> Exercise details
Your task is to print every entry below exactly as given.

> Provided information
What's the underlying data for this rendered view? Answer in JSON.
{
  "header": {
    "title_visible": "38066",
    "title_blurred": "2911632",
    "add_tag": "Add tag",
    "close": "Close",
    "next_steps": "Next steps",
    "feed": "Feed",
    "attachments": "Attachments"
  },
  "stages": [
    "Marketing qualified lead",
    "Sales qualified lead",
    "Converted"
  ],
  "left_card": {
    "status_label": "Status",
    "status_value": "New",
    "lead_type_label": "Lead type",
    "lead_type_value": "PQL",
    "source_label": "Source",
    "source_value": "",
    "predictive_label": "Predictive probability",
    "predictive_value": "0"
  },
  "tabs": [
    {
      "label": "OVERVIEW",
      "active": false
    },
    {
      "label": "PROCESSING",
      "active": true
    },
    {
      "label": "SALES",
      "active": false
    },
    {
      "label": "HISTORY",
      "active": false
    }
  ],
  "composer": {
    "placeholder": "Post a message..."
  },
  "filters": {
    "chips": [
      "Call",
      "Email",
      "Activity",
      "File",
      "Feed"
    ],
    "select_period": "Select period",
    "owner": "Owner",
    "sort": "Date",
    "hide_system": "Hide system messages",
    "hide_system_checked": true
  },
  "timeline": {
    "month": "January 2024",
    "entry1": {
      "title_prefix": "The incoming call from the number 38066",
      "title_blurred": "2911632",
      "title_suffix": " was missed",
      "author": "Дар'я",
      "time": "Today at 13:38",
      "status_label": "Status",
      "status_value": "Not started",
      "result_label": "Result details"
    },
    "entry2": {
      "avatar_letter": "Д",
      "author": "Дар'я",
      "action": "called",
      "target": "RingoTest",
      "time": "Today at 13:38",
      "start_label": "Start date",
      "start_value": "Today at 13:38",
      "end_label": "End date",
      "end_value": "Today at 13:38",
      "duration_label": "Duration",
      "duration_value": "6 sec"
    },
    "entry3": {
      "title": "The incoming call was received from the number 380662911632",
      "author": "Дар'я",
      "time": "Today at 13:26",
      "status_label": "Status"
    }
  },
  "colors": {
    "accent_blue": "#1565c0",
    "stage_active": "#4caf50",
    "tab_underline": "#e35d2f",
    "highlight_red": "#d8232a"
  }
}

> Result of this exercise
What's the underlying data for this rendered view? Answer in JSON.
{
  "header": {
    "title_visible": "38066",
    "title_blurred": "2911632",
    "add_tag": "Add tag",
    "close": "Close",
    "next_steps": "Next steps",
    "feed": "Feed",
    "attachments": "Attachments"
  },
  "stages": [
    "Marketing qualified lead",
    "Sales qualified lead",
    "Converted"
  ],
  "left_card": {
    "status_label": "Status",
    "status_value": "New",
    "lead_type_label": "Lead type",
    "lead_type_value": "PQL",
    "source_label": "Source",
    "source_value": "",
    "predictive_label": "Predictive probability",
    "predictive_value": "0"
  },
  "tabs": [
    {
      "label": "OVERVIEW",
      "active": false
    },
    {
      "label": "PROCESSING",
      "active": true
    },
    {
      "label": "SALES",
      "active": false
    },
    {
      "label": "HISTORY",
      "active": false
    }
  ],
  "composer": {
    "placeholder": "Post a message..."
  },
  "filters": {
    "chips": [
      "Call",
      "Email",
      "Activity",
      "File",
      "Feed"
    ],
    "select_period": "Select period",
    "owner": "Owner",
    "sort": "Date",
    "hide_system": "Hide system messages",
    "hide_system_checked": true
  },
  "timeline": {
    "month": "January 2024",
    "entry1": {
      "title_prefix": "The incoming call from the number 38066",
      "title_blurred": "2911632",
      "title_suffix": " was missed",
      "author": "Дар'я",
      "time": "Today at 13:38",
      "status_label": "Status",
      "status_value": "Not started",
      "result_label": "Result details"
    },
    "entry2": {
      "avatar_letter": "Д",
      "author": "Дар'я",
      "action": "called",
      "target": "RingoTest",
      "time": "Today at 13:38",
      "start_label": "Start date",
      "start_value": "Today at 13:38",
      "end_label": "End date",
      "end_value": "Today at 13:38",
      "duration_label": "Duration",
      "duration_value": "6 sec"
    },
    "entry3": {
      "title": "The incoming call was received from the number 380662911632",
      "author": "Дар'я",
      "time": "Today at 13:26",
      "status_label": "Status"
    }
  },
  "colors": {
    "accent_blue": "#1565c0",
    "stage_active": "#4caf50",
    "tab_underline": "#e35d2f",
    "highlight_red": "#d8232a"
  }
}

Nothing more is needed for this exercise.